_Exercise instructions_:
Repeat the material verbatim. Images are excluded from the copy.

(Items listed in a dataset)
--------------------------------------------------
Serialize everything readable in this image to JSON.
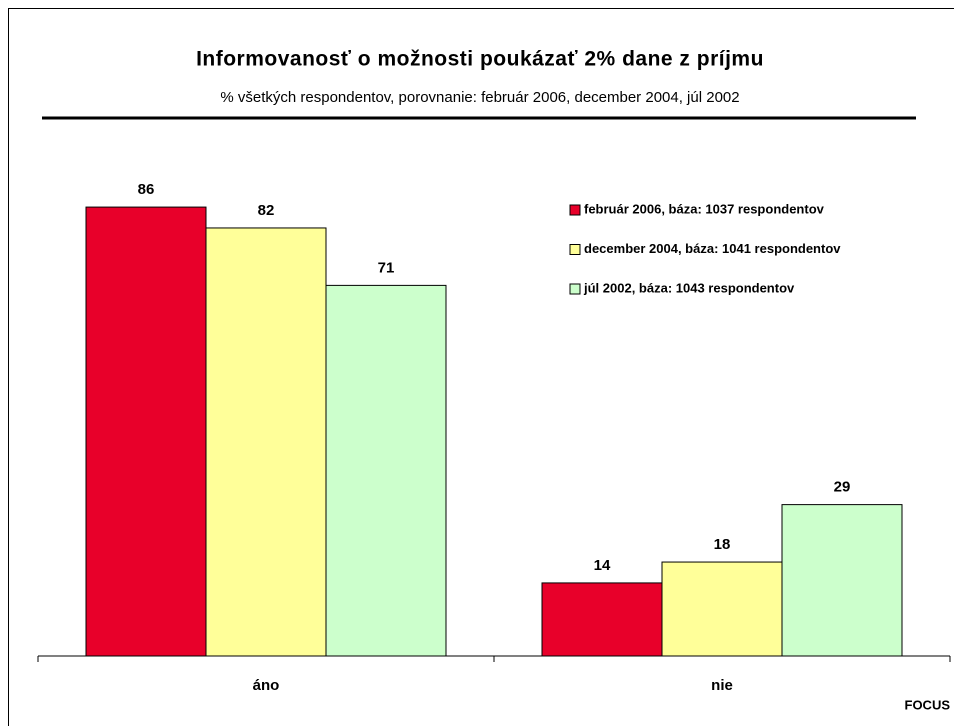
{
  "chart_data": {
    "type": "bar",
    "title": "Informovanosť o možnosti poukázať 2% dane z príjmu",
    "subtitle": "% všetkých respondentov, porovnanie: február 2006, december 2004, júl 2002",
    "source": "FOCUS",
    "categories": [
      "áno",
      "nie"
    ],
    "series": [
      {
        "name": "február 2006, báza: 1037 respondentov",
        "color": "#e8002a",
        "values": [
          86,
          14
        ]
      },
      {
        "name": "december 2004, báza: 1041 respondentov",
        "color": "#ffff99",
        "values": [
          82,
          18
        ]
      },
      {
        "name": "júl 2002, báza: 1043 respondentov",
        "color": "#ccffcc",
        "values": [
          71,
          29
        ]
      }
    ],
    "ylim": [
      0,
      100
    ],
    "legend": "upper right"
  }
}
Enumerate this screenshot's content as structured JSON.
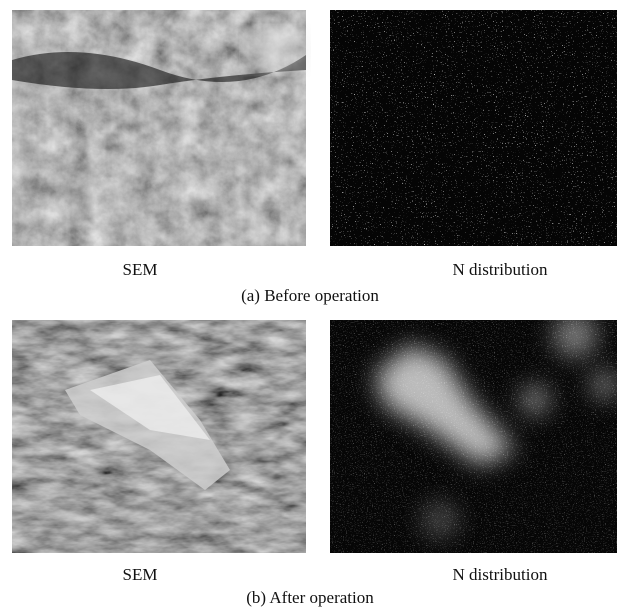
{
  "panels": [
    {
      "left_label": "SEM",
      "right_label": "N distribution",
      "caption": "(a) Before operation"
    },
    {
      "left_label": "SEM",
      "right_label": "N distribution",
      "caption": "(b) After operation"
    }
  ]
}
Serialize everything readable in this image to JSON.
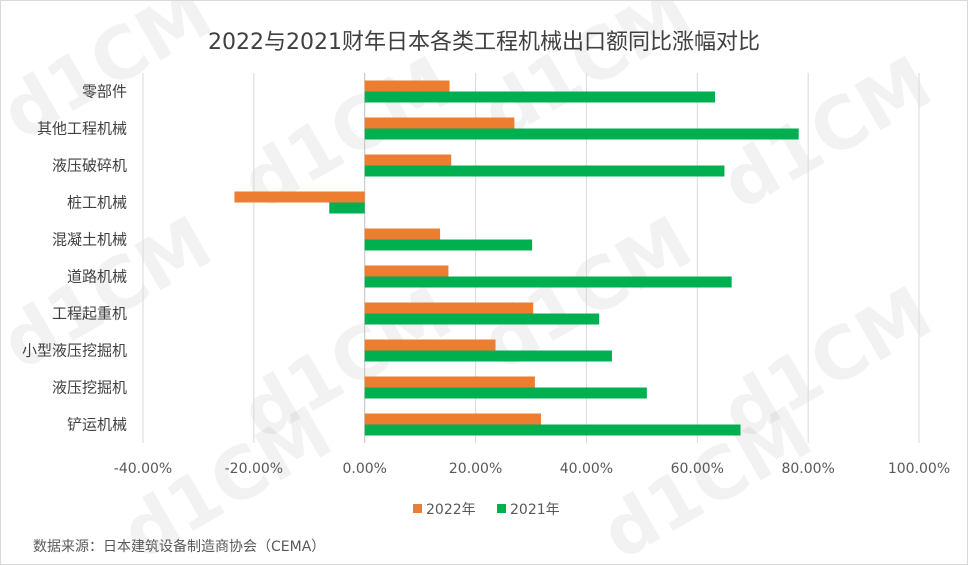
{
  "chart_data": {
    "type": "bar",
    "orientation": "horizontal",
    "title": "2022与2021财年日本各类工程机械出口额同比涨幅对比",
    "categories": [
      "零部件",
      "其他工程机械",
      "液压破碎机",
      "桩工机械",
      "混凝土机械",
      "道路机械",
      "工程起重机",
      "小型液压挖掘机",
      "液压挖掘机",
      "铲运机械"
    ],
    "series": [
      {
        "name": "2022年",
        "color": "#ED7D31",
        "values": [
          15.3,
          27.0,
          15.6,
          -23.5,
          13.6,
          15.1,
          30.4,
          23.6,
          30.7,
          31.8
        ]
      },
      {
        "name": "2021年",
        "color": "#00B050",
        "values": [
          63.2,
          78.3,
          64.9,
          -6.4,
          30.2,
          66.2,
          42.3,
          44.6,
          50.9,
          67.8
        ]
      }
    ],
    "xlim": [
      -40,
      100
    ],
    "xticks": [
      "-40.00%",
      "-20.00%",
      "0.00%",
      "20.00%",
      "40.00%",
      "60.00%",
      "80.00%",
      "100.00%"
    ],
    "grid": true,
    "legend_position": "bottom",
    "source": "数据来源：日本建筑设备制造商协会（CEMA）",
    "watermark": "d1CM"
  }
}
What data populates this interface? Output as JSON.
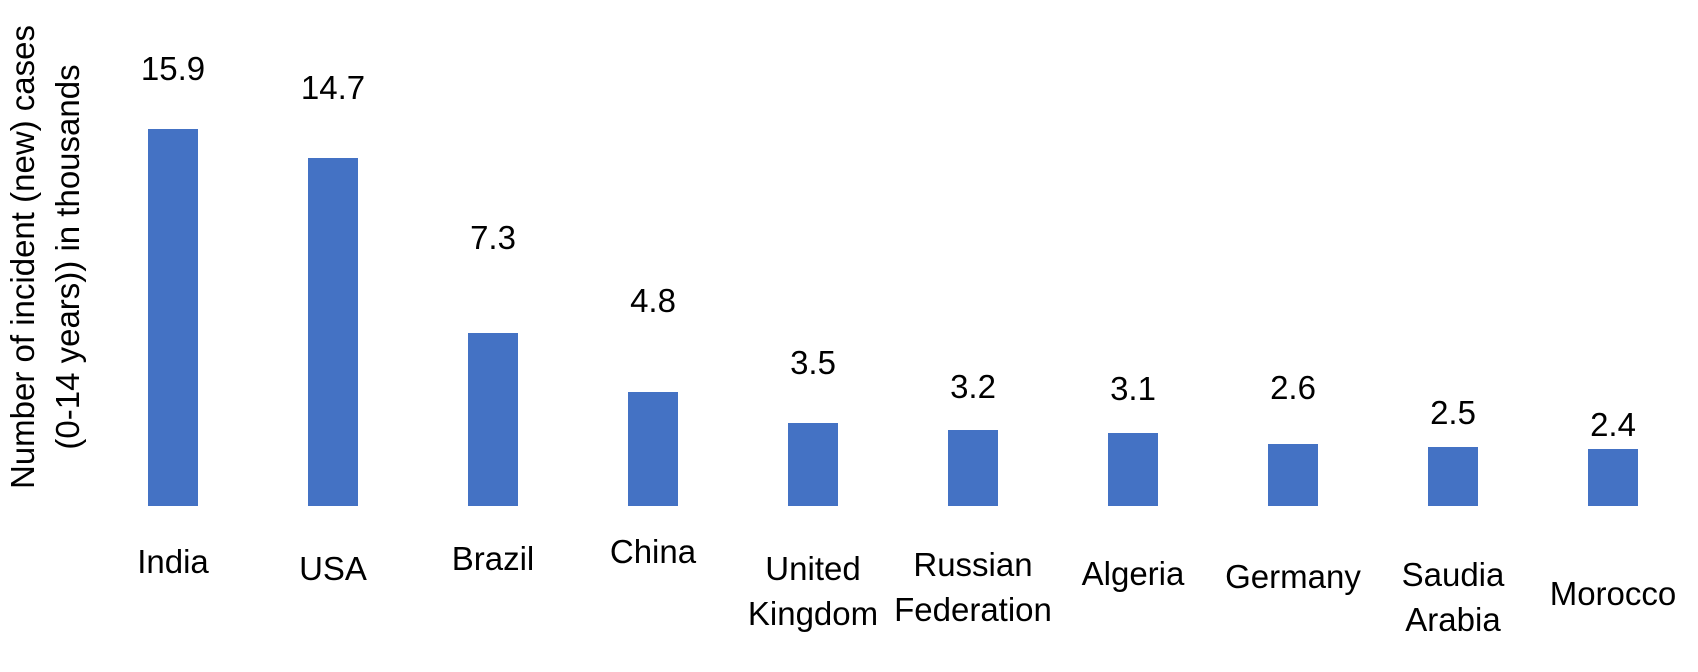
{
  "chart_data": {
    "type": "bar",
    "title": "",
    "xlabel": "",
    "ylabel": "Number of incident (new) cases (0-14 years)) in thousands",
    "ylabel_lines": [
      "Number of incident (new) cases",
      "(0-14 years)) in thousands"
    ],
    "categories": [
      "India",
      "USA",
      "Brazil",
      "China",
      "United Kingdom",
      "Russian Federation",
      "Algeria",
      "Germany",
      "Saudia Arabia",
      "Morocco"
    ],
    "categories_lines": [
      [
        "India"
      ],
      [
        "USA"
      ],
      [
        "Brazil"
      ],
      [
        "China"
      ],
      [
        "United",
        "Kingdom"
      ],
      [
        "Russian",
        "Federation"
      ],
      [
        "Algeria"
      ],
      [
        "Germany"
      ],
      [
        "Saudia",
        "Arabia"
      ],
      [
        "Morocco"
      ]
    ],
    "values": [
      15.9,
      14.7,
      7.3,
      4.8,
      3.5,
      3.2,
      3.1,
      2.6,
      2.5,
      2.4
    ],
    "data_labels": [
      "15.9",
      "14.7",
      "7.3",
      "4.8",
      "3.5",
      "3.2",
      "3.1",
      "2.6",
      "2.5",
      "2.4"
    ],
    "ylim": [
      0,
      16
    ],
    "bar_color": "#4472C4",
    "text_color": "#000000",
    "background_color": "#FFFFFF",
    "grid": false,
    "legend": false,
    "axes_visible": false,
    "data_label_position": "outside-end"
  }
}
--------------------------------------------------
_Answer to the task_:
Serialize everything readable in this image to JSON.
{
  "chart_data": {
    "type": "bar",
    "title": "Informovanosť o možnosti poukázať 2% dane z príjmu",
    "subtitle": "% všetkých respondentov, porovnanie: február 2006, december 2004, júl 2002",
    "source": "FOCUS",
    "categories": [
      "áno",
      "nie"
    ],
    "series": [
      {
        "name": "február 2006, báza: 1037 respondentov",
        "color": "#e8002a",
        "values": [
          86,
          14
        ]
      },
      {
        "name": "december 2004, báza: 1041 respondentov",
        "color": "#ffff99",
        "values": [
          82,
          18
        ]
      },
      {
        "name": "júl 2002, báza: 1043 respondentov",
        "color": "#ccffcc",
        "values": [
          71,
          29
        ]
      }
    ],
    "ylim": [
      0,
      100
    ],
    "legend": "upper right"
  }
}
Enumerate this screenshot's content as structured JSON.
{
  "panels": [
    {
      "left_label": "SEM",
      "right_label": "N distribution",
      "caption": "(a) Before operation"
    },
    {
      "left_label": "SEM",
      "right_label": "N distribution",
      "caption": "(b) After operation"
    }
  ]
}
Serialize everything readable in this image to JSON.
{
  "chart_data": {
    "type": "bar",
    "orientation": "horizontal",
    "title": "2022与2021财年日本各类工程机械出口额同比涨幅对比",
    "categories": [
      "零部件",
      "其他工程机械",
      "液压破碎机",
      "桩工机械",
      "混凝土机械",
      "道路机械",
      "工程起重机",
      "小型液压挖掘机",
      "液压挖掘机",
      "铲运机械"
    ],
    "series": [
      {
        "name": "2022年",
        "color": "#ED7D31",
        "values": [
          15.3,
          27.0,
          15.6,
          -23.5,
          13.6,
          15.1,
          30.4,
          23.6,
          30.7,
          31.8
        ]
      },
      {
        "name": "2021年",
        "color": "#00B050",
        "values": [
          63.2,
          78.3,
          64.9,
          -6.4,
          30.2,
          66.2,
          42.3,
          44.6,
          50.9,
          67.8
        ]
      }
    ],
    "xlim": [
      -40,
      100
    ],
    "xticks": [
      "-40.00%",
      "-20.00%",
      "0.00%",
      "20.00%",
      "40.00%",
      "60.00%",
      "80.00%",
      "100.00%"
    ],
    "grid": true,
    "legend_position": "bottom",
    "source": "数据来源：日本建筑设备制造商协会（CEMA）",
    "watermark": "d1CM"
  }
}
What data populates this interface? Output as JSON.
{
  "chart_data": {
    "type": "bar",
    "title": "",
    "xlabel": "",
    "ylabel": "Number of incident (new) cases (0-14 years)) in thousands",
    "ylabel_lines": [
      "Number of incident (new) cases",
      "(0-14 years)) in thousands"
    ],
    "categories": [
      "India",
      "USA",
      "Brazil",
      "China",
      "United Kingdom",
      "Russian Federation",
      "Algeria",
      "Germany",
      "Saudia Arabia",
      "Morocco"
    ],
    "categories_lines": [
      [
        "India"
      ],
      [
        "USA"
      ],
      [
        "Brazil"
      ],
      [
        "China"
      ],
      [
        "United",
        "Kingdom"
      ],
      [
        "Russian",
        "Federation"
      ],
      [
        "Algeria"
      ],
      [
        "Germany"
      ],
      [
        "Saudia",
        "Arabia"
      ],
      [
        "Morocco"
      ]
    ],
    "values": [
      15.9,
      14.7,
      7.3,
      4.8,
      3.5,
      3.2,
      3.1,
      2.6,
      2.5,
      2.4
    ],
    "data_labels": [
      "15.9",
      "14.7",
      "7.3",
      "4.8",
      "3.5",
      "3.2",
      "3.1",
      "2.6",
      "2.5",
      "2.4"
    ],
    "ylim": [
      0,
      16
    ],
    "bar_color": "#4472C4",
    "text_color": "#000000",
    "background_color": "#FFFFFF",
    "grid": false,
    "legend": false,
    "axes_visible": false,
    "data_label_position": "outside-end"
  }
}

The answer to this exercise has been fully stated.